Repeat the data verbatim.
************
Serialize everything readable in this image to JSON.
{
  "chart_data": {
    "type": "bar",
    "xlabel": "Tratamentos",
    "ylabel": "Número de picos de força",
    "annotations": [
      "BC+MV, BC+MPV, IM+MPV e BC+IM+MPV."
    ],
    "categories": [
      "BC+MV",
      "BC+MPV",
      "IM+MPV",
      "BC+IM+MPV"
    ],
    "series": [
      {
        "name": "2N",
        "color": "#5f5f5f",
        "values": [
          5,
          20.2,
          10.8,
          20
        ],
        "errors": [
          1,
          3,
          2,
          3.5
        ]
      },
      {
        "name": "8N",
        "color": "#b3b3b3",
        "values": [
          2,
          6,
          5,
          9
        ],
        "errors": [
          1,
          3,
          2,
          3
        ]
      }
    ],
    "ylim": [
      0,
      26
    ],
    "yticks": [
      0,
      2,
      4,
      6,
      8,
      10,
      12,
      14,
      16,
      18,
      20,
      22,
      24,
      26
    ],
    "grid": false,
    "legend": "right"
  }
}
************
The solution »
Serialize everything readable in this image to JSON.
{
  "chart_data": {
    "type": "bar",
    "xlabel": "Tratamentos",
    "ylabel": "Número de picos de força",
    "annotations": [
      "BC+MV, BC+MPV, IM+MPV e BC+IM+MPV."
    ],
    "categories": [
      "BC+MV",
      "BC+MPV",
      "IM+MPV",
      "BC+IM+MPV"
    ],
    "series": [
      {
        "name": "2N",
        "color": "#5f5f5f",
        "values": [
          5,
          20.2,
          10.8,
          20
        ],
        "errors": [
          1,
          3,
          2,
          3.5
        ]
      },
      {
        "name": "8N",
        "color": "#b3b3b3",
        "values": [
          2,
          6,
          5,
          9
        ],
        "errors": [
          1,
          3,
          2,
          3
        ]
      }
    ],
    "ylim": [
      0,
      26
    ],
    "yticks": [
      0,
      2,
      4,
      6,
      8,
      10,
      12,
      14,
      16,
      18,
      20,
      22,
      24,
      26
    ],
    "grid": false,
    "legend": "right"
  }
}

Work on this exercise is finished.